## start

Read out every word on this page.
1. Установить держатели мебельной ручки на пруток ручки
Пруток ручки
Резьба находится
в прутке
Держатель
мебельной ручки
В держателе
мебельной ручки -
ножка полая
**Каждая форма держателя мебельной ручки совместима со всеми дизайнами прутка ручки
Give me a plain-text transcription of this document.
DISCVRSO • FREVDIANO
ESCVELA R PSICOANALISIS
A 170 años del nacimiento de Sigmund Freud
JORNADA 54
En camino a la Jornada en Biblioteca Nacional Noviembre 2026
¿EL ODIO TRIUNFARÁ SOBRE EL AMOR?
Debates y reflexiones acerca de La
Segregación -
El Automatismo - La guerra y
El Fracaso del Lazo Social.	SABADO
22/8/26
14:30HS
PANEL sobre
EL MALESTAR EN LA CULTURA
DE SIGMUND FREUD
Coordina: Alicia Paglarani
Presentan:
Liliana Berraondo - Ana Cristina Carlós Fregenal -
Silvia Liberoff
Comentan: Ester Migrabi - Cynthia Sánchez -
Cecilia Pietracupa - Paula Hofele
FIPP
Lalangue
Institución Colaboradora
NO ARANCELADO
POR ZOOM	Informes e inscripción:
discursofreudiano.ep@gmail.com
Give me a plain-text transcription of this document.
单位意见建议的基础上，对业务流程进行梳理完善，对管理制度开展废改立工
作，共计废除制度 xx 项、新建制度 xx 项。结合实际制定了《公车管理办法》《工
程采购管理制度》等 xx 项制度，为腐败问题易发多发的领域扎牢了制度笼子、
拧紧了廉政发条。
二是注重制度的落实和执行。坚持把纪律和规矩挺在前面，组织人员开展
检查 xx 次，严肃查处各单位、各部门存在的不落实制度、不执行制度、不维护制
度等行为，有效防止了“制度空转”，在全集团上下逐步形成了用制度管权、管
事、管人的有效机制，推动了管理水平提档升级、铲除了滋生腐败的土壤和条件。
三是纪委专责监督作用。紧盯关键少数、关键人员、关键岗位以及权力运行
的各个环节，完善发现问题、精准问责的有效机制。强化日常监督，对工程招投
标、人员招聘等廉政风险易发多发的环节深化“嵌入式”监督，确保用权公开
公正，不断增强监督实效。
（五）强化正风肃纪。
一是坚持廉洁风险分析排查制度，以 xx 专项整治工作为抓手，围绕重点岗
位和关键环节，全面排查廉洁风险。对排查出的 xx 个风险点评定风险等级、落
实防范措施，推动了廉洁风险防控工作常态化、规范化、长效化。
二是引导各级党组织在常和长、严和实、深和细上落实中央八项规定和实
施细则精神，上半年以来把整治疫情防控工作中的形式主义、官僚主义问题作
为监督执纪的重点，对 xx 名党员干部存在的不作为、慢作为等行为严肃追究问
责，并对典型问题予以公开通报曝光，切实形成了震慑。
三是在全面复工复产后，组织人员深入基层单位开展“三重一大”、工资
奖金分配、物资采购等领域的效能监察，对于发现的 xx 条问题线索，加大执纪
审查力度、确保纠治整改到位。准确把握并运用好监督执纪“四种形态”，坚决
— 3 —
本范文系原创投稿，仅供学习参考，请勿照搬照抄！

## end

What needs to be done: Copy out the whole listing exactly; please set it all down.

Correct response:
Read out every word on this page.
1. Установить держатели мебельной ручки на пруток ручки
Пруток ручки
Резьба находится
в прутке
Держатель
мебельной ручки
В держателе
мебельной ручки -
ножка полая
**Каждая форма держателя мебельной ручки совместима со всеми дизайнами прутка ручки
Give me a plain-text transcription of this document.
DISCVRSO • FREVDIANO
ESCVELA R PSICOANALISIS
A 170 años del nacimiento de Sigmund Freud
JORNADA 54
En camino a la Jornada en Biblioteca Nacional Noviembre 2026
¿EL ODIO TRIUNFARÁ SOBRE EL AMOR?
Debates y reflexiones acerca de La
Segregación -
El Automatismo - La guerra y
El Fracaso del Lazo Social.	SABADO
22/8/26
14:30HS
PANEL sobre
EL MALESTAR EN LA CULTURA
DE SIGMUND FREUD
Coordina: Alicia Paglarani
Presentan:
Liliana Berraondo - Ana Cristina Carlós Fregenal -
Silvia Liberoff
Comentan: Ester Migrabi - Cynthia Sánchez -
Cecilia Pietracupa - Paula Hofele
FIPP
Lalangue
Institución Colaboradora
NO ARANCELADO
POR ZOOM	Informes e inscripción:
discursofreudiano.ep@gmail.com
Give me a plain-text transcription of this document.
单位意见建议的基础上，对业务流程进行梳理完善，对管理制度开展废改立工
作，共计废除制度 xx 项、新建制度 xx 项。结合实际制定了《公车管理办法》《工
程采购管理制度》等 xx 项制度，为腐败问题易发多发的领域扎牢了制度笼子、
拧紧了廉政发条。
二是注重制度的落实和执行。坚持把纪律和规矩挺在前面，组织人员开展
检查 xx 次，严肃查处各单位、各部门存在的不落实制度、不执行制度、不维护制
度等行为，有效防止了“制度空转”，在全集团上下逐步形成了用制度管权、管
事、管人的有效机制，推动了管理水平提档升级、铲除了滋生腐败的土壤和条件。
三是纪委专责监督作用。紧盯关键少数、关键人员、关键岗位以及权力运行
的各个环节，完善发现问题、精准问责的有效机制。强化日常监督，对工程招投
标、人员招聘等廉政风险易发多发的环节深化“嵌入式”监督，确保用权公开
公正，不断增强监督实效。
（五）强化正风肃纪。
一是坚持廉洁风险分析排查制度，以 xx 专项整治工作为抓手，围绕重点岗
位和关键环节，全面排查廉洁风险。对排查出的 xx 个风险点评定风险等级、落
实防范措施，推动了廉洁风险防控工作常态化、规范化、长效化。
二是引导各级党组织在常和长、严和实、深和细上落实中央八项规定和实
施细则精神，上半年以来把整治疫情防控工作中的形式主义、官僚主义问题作
为监督执纪的重点，对 xx 名党员干部存在的不作为、慢作为等行为严肃追究问
责，并对典型问题予以公开通报曝光，切实形成了震慑。
三是在全面复工复产后，组织人员深入基层单位开展“三重一大”、工资
奖金分配、物资采购等领域的效能监察，对于发现的 xx 条问题线索，加大执纪
审查力度、确保纠治整改到位。准确把握并运用好监督执纪“四种形态”，坚决
— 3 —
本范文系原创投稿，仅供学习参考，请勿照搬照抄！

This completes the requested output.